** Start of PASSAGE SHOWN **
Aside from the lazily fought war against stealing music, the record companies are trying some new strategies for the holiday season: lowering CD prices to $12-13 bucks, making CD-DVD hybrids with a bunch of extras and licensing more and more music to Apple’s iTunes program, which will soon expand to Windows. Will it work? Ah. Let me send out a reminder to the label heads, if they’re reading this (and they’re not): if your product sucks, it doesn’t matter what kind of box you put it in.

This is as serious a problem as any legal battles the labels might have. There are only a couple sure things in the music industry right now: Eminem, who’s decided to produce instead of record lately; Jay-Z, who’ll be releasing what he says is his final album in November (say it ain’t so Jay!); and. . .I can’t think of any others. Maybe 50 Cent. I think at this point any record with his name attached will go multi-platinum (although it should be noted that sales of his debut album have dropped off recently despite the success of recent singles). So it is with a critical eye that I turn to the upcoming album releases that the industry is betting on to turn things around a bit. Donald Trump said on “Da Ali G Show” that music itself is the most popular thing in the world (Ali G contended that it was ice cream). I’m inclined to agree, but it’s also big business, now more than ever.

Album: Limp Bizkit, Results May Vary (Flip/Interscope)

Release Date: Sept. 23

The Lowdown: Call me stupid, but I still don’t think combining rap and metal is necessarily a bad idea – collaborations by Public Enemy and Anthrax and Ice-T and Slayer proved that years ago. The problem is that you have these hard-hitting metal bands fronted by the worst MCs in the world. Bizkit is certainly guilty: they’re not a bad band by any means, but Durst’s faux-rapping is so arrhythmic that it’s insulting. Luckily, rap-metal was a fad, and everyone from Korn to Papa Roach has decided to phase out the hip-hop influence in their music. But nu metal hasn’t sold nearly as well as it did a couple years ago, and I don’t think Limp Bizkit will do any differently, despite Durst’s loud Britney-baiting publicity benders. The actual music, however, might surprise some people. Durst is an effective singer, and with Ministry frontman Al Jourgensen producing, the album could really push the metal envelope.

Prediction: One or two hit singles, low album sales.

Album: Obie Trice, Cheers (Shady/Aftermath, Interscope)

Release Date: Late September

The Lowdown: The fact that Eminem produced this is all you need to know. He could produce nearly anyone’s next mixtape and it would go multi-platinum. Obie’s an able MC, as heard on the 8 Mile soundtrack, but he’s not an easy sell. He doesn’t have the traditional gangsta image and he doesn’t have a 50 Cent-like gimmick. Still, Em has proven to be a surprisingly gifted producer, and I imagine that this will be a pretty good record. Jimmy Iovine of Interscope Records, the man who is responsible for every time a white kid from Jersey says something stupid like “schnozzle,” knows how to spot hip-hop talent better than anyone in the business, and Obie Trice has his seal of approval. It will be interesting to see how they market him.

Prediction: Heavy video rotation, strong first single, okay album sales

Album: Britney Spears, Get In the Zone (Jive Records)
** End of PASSAGE SHOWN **
» TASK DIRECTIONS:
According to the album preview, why is Obie Trice "not an easy sell"? Reply in one to three sentences.
** Start of LISTED ENTRIES **
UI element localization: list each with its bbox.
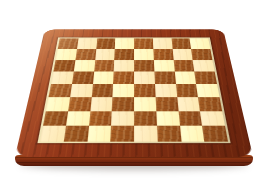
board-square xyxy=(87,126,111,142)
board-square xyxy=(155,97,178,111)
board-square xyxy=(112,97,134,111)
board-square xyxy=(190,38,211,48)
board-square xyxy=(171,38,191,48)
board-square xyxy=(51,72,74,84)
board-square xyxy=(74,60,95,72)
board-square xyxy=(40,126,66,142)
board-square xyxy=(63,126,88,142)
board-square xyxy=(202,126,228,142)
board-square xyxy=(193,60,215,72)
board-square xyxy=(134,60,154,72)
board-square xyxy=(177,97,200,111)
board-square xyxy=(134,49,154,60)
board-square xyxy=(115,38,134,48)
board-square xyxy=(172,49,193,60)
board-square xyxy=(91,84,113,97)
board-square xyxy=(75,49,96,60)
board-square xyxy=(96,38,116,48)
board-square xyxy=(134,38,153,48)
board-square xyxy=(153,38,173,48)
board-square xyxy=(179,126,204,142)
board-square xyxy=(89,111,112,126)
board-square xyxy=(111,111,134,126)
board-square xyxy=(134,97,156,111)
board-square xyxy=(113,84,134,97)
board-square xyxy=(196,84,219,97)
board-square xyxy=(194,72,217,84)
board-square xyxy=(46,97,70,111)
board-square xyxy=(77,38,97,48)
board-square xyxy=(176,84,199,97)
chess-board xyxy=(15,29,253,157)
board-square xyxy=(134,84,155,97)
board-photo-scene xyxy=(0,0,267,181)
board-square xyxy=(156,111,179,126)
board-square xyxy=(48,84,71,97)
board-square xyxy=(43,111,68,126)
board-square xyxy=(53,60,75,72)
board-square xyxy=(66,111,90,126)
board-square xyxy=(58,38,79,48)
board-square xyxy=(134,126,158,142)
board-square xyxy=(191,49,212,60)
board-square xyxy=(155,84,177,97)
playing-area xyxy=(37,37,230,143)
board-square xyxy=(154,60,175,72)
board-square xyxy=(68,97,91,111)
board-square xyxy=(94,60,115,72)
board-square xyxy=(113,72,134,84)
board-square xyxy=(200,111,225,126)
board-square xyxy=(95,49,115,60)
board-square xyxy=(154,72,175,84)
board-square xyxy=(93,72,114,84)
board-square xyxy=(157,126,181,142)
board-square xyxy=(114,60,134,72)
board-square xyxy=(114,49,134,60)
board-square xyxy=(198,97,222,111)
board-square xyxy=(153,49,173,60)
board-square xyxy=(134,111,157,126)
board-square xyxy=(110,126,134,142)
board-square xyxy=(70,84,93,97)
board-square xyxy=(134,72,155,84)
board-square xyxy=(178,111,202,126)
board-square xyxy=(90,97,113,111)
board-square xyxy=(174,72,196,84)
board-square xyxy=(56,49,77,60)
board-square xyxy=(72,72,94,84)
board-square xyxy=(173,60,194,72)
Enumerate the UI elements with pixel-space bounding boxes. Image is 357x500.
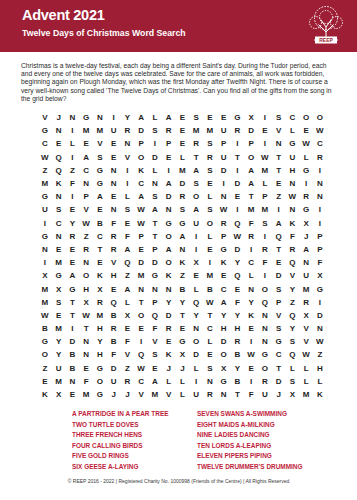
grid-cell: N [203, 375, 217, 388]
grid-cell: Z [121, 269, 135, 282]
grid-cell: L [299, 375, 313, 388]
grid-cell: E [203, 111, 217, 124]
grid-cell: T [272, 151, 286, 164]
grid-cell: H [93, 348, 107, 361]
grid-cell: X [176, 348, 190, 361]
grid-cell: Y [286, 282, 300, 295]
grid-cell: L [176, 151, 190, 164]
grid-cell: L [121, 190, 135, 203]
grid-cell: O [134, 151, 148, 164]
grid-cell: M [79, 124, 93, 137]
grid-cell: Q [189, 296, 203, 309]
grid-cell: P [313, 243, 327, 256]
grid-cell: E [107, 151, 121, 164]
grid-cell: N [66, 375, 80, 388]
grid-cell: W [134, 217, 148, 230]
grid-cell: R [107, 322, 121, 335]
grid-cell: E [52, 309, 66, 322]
** End of LISTED ENTRIES **
» TASK RESULT:
He lacks the traditional gangsta image, and he has no gimmick like 50 Cent's. This is despite his being an able MC, as heard on the 8 Mile soundtrack.